- _ТЕКСТ УПРАЖНЕНИЯ_:
Мама была съездовой стенографисткой (сейчас уже бесполезно объяснять этот термин), вышла замуж за врача и жила с ним и своей мамой фактически до моего рождения и последовавшего вскоре развода, причем, отец женился вторично, а мама второй раз замуж не вышла, как я думаю, чтобы у меня не было отчима… Специальность у нее была тяжелая и очень плохо оплачиваемая, так что в нищете мы жили всегда.

Никаких выдающихся личностей в моей семье не было — и они уцелели в сталинскую эпоху. Разве что стоит отметить — среди них было относительно много врачей (но я, конечно, в медицинский институт во времена начала открытого государственного антисемитизма поступить не мог, даже если бы хотел), и единственной наследницей семейной традиции стала моя дочь Таня, которая и сейчас работает врачом — гинекологом в Израиле.

Меня воспитала мама, и всем, что есть хорошего во мне, я обязан ей, в том числе, любовью к науке.

Период войны ознаменовался для нас, кроме обычных для советских людей холода и голода (в Сибири я отморозил пальцы ног), многочисленными переездами. Сначала несколько месяцев на ферме в заволжских степях, на территории бывшей республики немцев Поволжья (Сталин из-за ожидаемого шпионажа и диверсий ее «закрыл», а жителей переселил в места и условия, непригодные для жилья, где они и гибли десятками тысяч). После этого мы несколько лет жили в маленьком городке в шахтерском Кузбассе, и там я впервые столкнулся с бытовым антисемитизмом. Госпиталь, где работала мама медстатистиком, перевели в город Осташков, расположенный в Калининской (теперь Тверской) области на берегу красивейшего озера Селигер и приспособили к лечению пленных из расположенных вокруг лагерей. Основной их диагноз — дистрофия (уж если местные жители недоедали постоянно, то что говорить о военнопленных).

- _ИСХОДНЫЕ ДАННЫЕ_:
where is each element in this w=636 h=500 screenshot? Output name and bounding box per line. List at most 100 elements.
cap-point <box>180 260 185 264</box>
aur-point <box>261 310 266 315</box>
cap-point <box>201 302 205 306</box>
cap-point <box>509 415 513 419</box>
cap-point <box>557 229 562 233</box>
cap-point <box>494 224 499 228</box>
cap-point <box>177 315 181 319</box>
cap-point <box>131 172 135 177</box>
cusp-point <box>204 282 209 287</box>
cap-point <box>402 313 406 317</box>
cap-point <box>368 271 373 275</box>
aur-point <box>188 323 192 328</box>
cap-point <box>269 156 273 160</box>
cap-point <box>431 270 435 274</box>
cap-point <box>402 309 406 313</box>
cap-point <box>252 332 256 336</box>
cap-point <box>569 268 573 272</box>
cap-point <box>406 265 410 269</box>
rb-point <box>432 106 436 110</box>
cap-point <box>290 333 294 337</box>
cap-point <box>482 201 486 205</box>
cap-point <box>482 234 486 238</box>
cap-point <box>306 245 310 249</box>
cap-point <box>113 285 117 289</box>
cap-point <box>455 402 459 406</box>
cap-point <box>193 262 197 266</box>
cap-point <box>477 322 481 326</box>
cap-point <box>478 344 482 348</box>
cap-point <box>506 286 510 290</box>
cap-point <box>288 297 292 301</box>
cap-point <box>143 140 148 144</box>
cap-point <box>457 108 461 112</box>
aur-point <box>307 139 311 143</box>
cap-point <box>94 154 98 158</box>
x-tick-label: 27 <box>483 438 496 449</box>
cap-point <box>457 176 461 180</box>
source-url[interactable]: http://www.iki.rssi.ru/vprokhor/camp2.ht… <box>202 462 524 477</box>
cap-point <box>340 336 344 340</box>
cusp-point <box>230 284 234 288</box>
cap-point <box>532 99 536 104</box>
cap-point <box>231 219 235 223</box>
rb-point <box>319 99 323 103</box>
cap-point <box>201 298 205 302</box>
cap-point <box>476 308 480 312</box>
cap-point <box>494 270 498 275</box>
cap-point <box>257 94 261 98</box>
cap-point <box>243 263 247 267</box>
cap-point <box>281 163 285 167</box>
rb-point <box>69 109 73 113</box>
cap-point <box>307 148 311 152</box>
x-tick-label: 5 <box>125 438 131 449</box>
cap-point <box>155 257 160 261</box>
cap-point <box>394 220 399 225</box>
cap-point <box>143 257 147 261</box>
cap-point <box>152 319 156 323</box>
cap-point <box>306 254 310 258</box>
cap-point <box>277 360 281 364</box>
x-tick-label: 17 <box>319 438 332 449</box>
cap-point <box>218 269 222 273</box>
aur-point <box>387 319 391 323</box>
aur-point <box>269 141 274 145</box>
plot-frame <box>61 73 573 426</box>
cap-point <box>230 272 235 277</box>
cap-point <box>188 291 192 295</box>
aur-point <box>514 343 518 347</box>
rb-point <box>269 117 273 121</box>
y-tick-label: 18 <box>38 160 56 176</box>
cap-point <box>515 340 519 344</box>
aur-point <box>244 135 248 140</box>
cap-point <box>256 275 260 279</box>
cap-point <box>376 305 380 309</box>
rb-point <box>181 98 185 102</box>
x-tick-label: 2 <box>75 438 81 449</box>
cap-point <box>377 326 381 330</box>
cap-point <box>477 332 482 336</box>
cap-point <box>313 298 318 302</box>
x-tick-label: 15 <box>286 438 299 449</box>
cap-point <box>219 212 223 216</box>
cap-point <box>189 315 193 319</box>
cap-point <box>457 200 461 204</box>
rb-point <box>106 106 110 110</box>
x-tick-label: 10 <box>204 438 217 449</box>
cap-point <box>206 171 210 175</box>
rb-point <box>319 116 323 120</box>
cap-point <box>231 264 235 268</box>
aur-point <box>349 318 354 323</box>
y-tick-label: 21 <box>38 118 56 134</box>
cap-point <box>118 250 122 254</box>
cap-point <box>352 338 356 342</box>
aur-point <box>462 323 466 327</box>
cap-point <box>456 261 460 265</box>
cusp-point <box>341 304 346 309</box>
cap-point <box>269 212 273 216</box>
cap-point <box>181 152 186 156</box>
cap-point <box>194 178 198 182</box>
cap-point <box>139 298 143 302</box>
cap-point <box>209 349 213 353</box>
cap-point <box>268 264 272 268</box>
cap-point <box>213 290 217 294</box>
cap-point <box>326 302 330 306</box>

- _ЗАДАНИЕ_: Продолжите воспоминания о семье и военном детстве, начав сразу после последнего приведенного предложения.

- _РЕЗУЛЬТАТ ВЫПОЛНЕНИЯ_:
Начальную школу (4 класса) я и кончал в этих всех местах с неизменными похвальными грамотами. И чтобы уже не возвращаться к этому, замечу, что учиться мне было всегда легко, моя единственная отметка и в школе, и в институте была «пятерка» (высший балл при принятой тогда системе, которую товарищ Сталин постарался полностью заимствовать из дореволюционной русской школы). Единственное исключение составляла оценка «4» по поведению в первой четверти 9-го класса за постоянные подсказки отвечавшим у доски одноклассникам и сильно раздражавшим учителей, чего я тогда не понимал, а помочь хотелось.

По тогдашним правилам это было чрезвычайное происшествие (по поведению признавалась только оценка «5»), так что маму вызвали в школу и всячески пугали в основном тем, что я не получу золотую медаль, и это серьезно затруднит мое поступление в более–менее приличный институт. Мы действительно перепугались, так что подсказывать я перестал.

Перед тем, как перейти к моей дальнейшей жизни, я хочу рассказать о своих, как тогда говорилось, жилищно–бытовых условиях во все время моей жизни в СССР, а потом и в Украине.

Они были, безусловно, недостойными нормальной жизни и, к сожалению, в этом виновато не только общее положение, но и мое полное неумение «выбивать» себе элементарные возможности для жизни. Вероятно, на это повлияло и то обстоятельство, что рядом со мной с детства не было мужчины, — как результат, я совершенно не умею что-либо делать руками. Но главное — полное отсутствие того, что называется элементарной «житейской» настойчивостью. В простоте душевной я полагал, что так как, по общему мнению, я хорошо работал и успешно продвигался по службе, занимаясь очень важными для того государства разработками, то должны были быть люди, которые бы заботились о моих бытовых условиях. В СССР, по крайней мере, в ракетно-космической технике было немало фирм, где руководители так и делали, хотя бы по отношению к своим ближайшим заместителям, но в нашей фирме начальник заботился только о своих бытовых условиях, и то не очень удачно.

За всю свою жизнь в СССР я ни разу не жил в нормальных человеческих условиях. Под ними я понимаю одновременное наличие канализации, водяного крана в квартире и наличие в нем воды, а также электричества, центрального отопления в холодное время года, горячей воды для ванны, лифта при проживании на сравнительно высоких этажах, хотя бы редкого ремонта домовых мест общего пользования — как видите, речь идет только о минимально необходимых условиях. Ни разу в совокупности эти условия выполнены не были, несмотря на то, что я прошел путь от рядового инженера до Генерального конструктора систем управления.